Entries from a dataset:
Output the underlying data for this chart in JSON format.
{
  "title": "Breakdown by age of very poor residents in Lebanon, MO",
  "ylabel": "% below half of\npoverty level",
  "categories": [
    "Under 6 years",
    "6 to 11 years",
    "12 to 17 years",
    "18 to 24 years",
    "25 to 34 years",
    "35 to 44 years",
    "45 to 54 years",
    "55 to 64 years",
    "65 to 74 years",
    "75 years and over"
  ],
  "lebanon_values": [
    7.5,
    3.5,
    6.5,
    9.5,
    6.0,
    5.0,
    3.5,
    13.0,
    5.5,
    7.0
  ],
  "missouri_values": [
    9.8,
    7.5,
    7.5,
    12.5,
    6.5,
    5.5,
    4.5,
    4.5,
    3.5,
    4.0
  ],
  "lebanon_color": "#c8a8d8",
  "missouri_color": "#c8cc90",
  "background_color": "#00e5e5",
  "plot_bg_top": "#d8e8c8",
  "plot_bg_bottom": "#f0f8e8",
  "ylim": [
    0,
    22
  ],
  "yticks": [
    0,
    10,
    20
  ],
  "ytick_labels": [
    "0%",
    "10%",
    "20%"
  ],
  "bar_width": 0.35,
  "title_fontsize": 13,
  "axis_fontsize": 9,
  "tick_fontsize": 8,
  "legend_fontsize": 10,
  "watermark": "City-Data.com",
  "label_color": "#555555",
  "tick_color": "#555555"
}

§ **WHAT TO PRODUCE**
Return every line holding the word "years" from the records.

§ **EXERCISE ANSWER**
    "Under 6 years",
    "6 to 11 years",
    "12 to 17 years",
    "18 to 24 years",
    "25 to 34 years",
    "35 to 44 years",
    "45 to 54 years",
    "55 to 64 years",
    "65 to 74 years",
    "75 years and over"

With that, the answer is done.